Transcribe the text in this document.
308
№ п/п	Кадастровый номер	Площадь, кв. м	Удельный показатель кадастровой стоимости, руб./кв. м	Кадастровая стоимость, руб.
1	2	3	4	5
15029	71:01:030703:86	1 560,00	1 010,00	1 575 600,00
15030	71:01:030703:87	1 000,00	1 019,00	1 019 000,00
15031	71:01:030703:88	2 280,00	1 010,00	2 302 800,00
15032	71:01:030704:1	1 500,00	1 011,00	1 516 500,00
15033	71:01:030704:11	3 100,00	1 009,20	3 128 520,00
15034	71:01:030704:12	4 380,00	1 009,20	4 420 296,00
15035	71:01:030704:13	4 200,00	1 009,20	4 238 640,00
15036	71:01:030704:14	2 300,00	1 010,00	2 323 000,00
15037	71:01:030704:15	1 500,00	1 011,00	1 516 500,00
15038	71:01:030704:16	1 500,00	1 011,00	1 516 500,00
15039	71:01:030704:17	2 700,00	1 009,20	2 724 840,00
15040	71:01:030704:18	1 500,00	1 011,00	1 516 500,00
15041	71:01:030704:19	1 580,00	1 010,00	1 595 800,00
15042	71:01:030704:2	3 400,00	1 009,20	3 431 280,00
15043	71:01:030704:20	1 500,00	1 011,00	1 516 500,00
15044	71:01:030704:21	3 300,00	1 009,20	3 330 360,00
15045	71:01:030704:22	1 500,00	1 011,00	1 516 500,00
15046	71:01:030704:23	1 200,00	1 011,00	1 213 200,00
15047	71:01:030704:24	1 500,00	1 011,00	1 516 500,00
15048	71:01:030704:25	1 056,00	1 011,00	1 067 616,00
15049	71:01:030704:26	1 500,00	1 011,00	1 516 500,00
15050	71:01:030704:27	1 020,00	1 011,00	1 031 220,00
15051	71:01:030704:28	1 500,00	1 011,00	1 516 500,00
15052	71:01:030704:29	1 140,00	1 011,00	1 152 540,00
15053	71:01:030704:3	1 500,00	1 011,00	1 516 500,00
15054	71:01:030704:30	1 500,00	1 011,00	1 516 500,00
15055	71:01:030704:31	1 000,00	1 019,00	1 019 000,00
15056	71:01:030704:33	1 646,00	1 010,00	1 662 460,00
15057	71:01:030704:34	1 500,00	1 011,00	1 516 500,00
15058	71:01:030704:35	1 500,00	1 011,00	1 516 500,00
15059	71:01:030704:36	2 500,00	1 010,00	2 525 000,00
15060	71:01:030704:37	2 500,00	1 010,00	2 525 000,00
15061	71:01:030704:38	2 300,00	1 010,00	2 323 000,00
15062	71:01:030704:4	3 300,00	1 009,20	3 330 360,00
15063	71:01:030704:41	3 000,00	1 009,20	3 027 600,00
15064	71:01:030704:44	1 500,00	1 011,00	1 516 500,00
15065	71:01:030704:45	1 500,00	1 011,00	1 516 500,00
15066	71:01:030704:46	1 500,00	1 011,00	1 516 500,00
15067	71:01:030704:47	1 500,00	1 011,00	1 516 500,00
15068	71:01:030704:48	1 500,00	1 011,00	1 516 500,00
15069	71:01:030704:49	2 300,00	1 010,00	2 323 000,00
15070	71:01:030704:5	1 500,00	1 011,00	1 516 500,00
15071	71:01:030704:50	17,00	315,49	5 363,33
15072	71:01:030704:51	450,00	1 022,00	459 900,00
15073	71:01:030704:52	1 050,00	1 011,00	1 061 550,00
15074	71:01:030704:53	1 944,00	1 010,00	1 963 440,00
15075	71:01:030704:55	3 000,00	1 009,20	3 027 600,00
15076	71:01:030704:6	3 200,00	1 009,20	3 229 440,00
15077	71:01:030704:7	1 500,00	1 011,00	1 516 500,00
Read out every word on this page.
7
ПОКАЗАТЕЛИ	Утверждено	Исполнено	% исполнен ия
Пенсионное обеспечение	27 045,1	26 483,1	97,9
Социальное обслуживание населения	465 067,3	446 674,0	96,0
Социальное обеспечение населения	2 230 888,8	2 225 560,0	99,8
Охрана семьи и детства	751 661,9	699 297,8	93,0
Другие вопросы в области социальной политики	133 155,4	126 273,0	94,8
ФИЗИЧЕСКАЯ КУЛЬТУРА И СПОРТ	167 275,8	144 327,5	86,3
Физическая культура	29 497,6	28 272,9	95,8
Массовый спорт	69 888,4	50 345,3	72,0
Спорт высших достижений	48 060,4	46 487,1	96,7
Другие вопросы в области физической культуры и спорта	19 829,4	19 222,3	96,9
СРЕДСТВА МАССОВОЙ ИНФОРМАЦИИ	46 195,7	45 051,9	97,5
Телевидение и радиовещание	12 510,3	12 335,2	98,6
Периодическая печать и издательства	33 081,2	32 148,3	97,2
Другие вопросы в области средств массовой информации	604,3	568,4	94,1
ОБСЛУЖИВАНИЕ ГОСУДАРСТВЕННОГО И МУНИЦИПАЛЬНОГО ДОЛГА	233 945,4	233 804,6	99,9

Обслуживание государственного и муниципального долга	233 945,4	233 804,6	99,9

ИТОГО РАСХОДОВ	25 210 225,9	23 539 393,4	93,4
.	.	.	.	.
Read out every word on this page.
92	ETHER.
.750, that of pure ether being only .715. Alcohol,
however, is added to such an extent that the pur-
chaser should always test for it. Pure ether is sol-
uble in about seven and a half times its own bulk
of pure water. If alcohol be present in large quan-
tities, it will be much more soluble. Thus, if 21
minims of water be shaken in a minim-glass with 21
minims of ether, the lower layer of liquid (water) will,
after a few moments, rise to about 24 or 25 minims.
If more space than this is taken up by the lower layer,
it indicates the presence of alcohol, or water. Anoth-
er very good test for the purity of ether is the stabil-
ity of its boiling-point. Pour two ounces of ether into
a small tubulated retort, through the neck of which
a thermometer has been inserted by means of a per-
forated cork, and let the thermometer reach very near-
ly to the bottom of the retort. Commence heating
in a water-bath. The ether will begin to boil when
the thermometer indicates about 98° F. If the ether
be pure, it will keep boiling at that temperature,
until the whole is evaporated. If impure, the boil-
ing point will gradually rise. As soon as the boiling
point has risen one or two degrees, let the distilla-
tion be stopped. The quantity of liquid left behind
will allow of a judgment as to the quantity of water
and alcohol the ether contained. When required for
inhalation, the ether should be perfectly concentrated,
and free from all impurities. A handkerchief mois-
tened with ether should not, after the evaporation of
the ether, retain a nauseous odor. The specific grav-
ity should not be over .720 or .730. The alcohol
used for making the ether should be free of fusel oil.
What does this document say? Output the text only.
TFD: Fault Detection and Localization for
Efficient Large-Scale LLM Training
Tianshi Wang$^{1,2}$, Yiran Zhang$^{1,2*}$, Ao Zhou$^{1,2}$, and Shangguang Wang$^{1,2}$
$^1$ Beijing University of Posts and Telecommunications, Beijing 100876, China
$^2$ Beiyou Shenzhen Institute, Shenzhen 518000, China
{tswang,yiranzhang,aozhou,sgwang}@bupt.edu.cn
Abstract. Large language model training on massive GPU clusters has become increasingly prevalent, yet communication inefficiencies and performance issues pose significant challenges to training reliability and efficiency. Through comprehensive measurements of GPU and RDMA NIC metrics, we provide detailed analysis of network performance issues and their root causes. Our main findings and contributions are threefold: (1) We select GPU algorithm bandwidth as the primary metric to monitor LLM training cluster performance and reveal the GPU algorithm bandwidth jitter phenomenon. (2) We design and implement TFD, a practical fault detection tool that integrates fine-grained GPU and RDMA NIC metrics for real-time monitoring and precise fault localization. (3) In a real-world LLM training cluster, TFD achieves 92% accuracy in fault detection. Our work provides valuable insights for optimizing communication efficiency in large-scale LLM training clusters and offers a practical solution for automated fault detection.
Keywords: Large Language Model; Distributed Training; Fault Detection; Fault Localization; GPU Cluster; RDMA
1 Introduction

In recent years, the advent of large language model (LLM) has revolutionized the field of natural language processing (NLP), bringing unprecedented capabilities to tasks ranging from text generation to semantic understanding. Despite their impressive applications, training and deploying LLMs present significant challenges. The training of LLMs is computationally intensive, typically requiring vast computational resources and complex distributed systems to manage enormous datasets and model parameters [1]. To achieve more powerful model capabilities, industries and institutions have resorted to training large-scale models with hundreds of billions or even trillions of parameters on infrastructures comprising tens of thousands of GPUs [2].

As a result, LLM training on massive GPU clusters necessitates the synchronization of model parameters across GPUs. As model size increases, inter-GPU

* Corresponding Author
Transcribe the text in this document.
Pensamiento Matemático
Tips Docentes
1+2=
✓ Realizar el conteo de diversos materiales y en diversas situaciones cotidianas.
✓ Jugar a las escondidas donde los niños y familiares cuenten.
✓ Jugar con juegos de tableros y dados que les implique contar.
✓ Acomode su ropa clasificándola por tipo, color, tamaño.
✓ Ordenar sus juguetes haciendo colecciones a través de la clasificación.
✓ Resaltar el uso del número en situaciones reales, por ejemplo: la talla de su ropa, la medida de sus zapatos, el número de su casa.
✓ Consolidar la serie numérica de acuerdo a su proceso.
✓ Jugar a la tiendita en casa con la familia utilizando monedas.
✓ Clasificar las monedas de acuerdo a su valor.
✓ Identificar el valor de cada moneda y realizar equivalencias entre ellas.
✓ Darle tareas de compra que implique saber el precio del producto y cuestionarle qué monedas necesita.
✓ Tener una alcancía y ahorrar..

• **What is asked**: Reproduce every line of the listing above in which the string "обеспечение" appears.

• **Answer to this task**:
Пенсионное обеспечение	27 045,1	26 483,1	97,9
Социальное обеспечение населения	2 230 888,8	2 225 560,0	99,8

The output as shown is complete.